** Start **

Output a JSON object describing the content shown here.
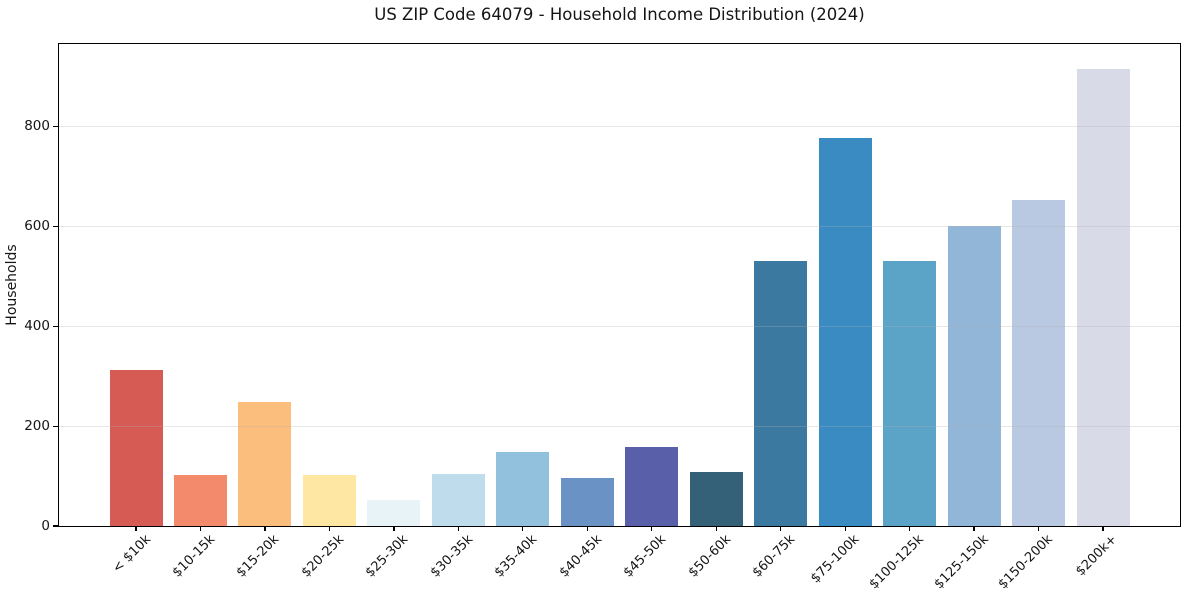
{
  "chart_data": {
    "type": "bar",
    "title": "US ZIP Code 64079 - Household Income Distribution (2024)",
    "xlabel": "",
    "ylabel": "Households",
    "categories": [
      "< $10k",
      "$10-15k",
      "$15-20k",
      "$20-25k",
      "$25-30k",
      "$30-35k",
      "$35-40k",
      "$40-45k",
      "$45-50k",
      "$50-60k",
      "$60-75k",
      "$75-100k",
      "$100-125k",
      "$125-150k",
      "$150-200k",
      "$200k+"
    ],
    "values": [
      313,
      102,
      249,
      102,
      52,
      104,
      149,
      96,
      159,
      108,
      530,
      777,
      530,
      600,
      653,
      914
    ],
    "bar_colors": [
      "#d65b54",
      "#f38a6b",
      "#fcbe7c",
      "#fde7a2",
      "#e8f3f8",
      "#bedcec",
      "#92c1dd",
      "#6a92c5",
      "#5a5fa9",
      "#356178",
      "#3b79a1",
      "#3a8bc2",
      "#5ba4c7",
      "#92b6d8",
      "#bac9e2",
      "#d8dae8"
    ],
    "yticks": [
      0,
      200,
      400,
      600,
      800
    ],
    "ylim": [
      0,
      965
    ],
    "grid": "horizontal",
    "legend": "none",
    "x_tick_rotation_deg": 45,
    "colors": {
      "background": "#ffffff",
      "spine": "#000000",
      "text": "#151515",
      "gridline": "rgba(176,176,176,0.30)"
    }
  }
}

** End **

Nothing but the pictures may be dropped; output the records above exactly.

Output a JSON object describing the content shown here.
{
  "chart_data": {
    "type": "bar",
    "title": "US ZIP Code 64079 - Household Income Distribution (2024)",
    "xlabel": "",
    "ylabel": "Households",
    "categories": [
      "< $10k",
      "$10-15k",
      "$15-20k",
      "$20-25k",
      "$25-30k",
      "$30-35k",
      "$35-40k",
      "$40-45k",
      "$45-50k",
      "$50-60k",
      "$60-75k",
      "$75-100k",
      "$100-125k",
      "$125-150k",
      "$150-200k",
      "$200k+"
    ],
    "values": [
      313,
      102,
      249,
      102,
      52,
      104,
      149,
      96,
      159,
      108,
      530,
      777,
      530,
      600,
      653,
      914
    ],
    "bar_colors": [
      "#d65b54",
      "#f38a6b",
      "#fcbe7c",
      "#fde7a2",
      "#e8f3f8",
      "#bedcec",
      "#92c1dd",
      "#6a92c5",
      "#5a5fa9",
      "#356178",
      "#3b79a1",
      "#3a8bc2",
      "#5ba4c7",
      "#92b6d8",
      "#bac9e2",
      "#d8dae8"
    ],
    "yticks": [
      0,
      200,
      400,
      600,
      800
    ],
    "ylim": [
      0,
      965
    ],
    "grid": "horizontal",
    "legend": "none",
    "x_tick_rotation_deg": 45,
    "colors": {
      "background": "#ffffff",
      "spine": "#000000",
      "text": "#151515",
      "gridline": "rgba(176,176,176,0.30)"
    }
  }
}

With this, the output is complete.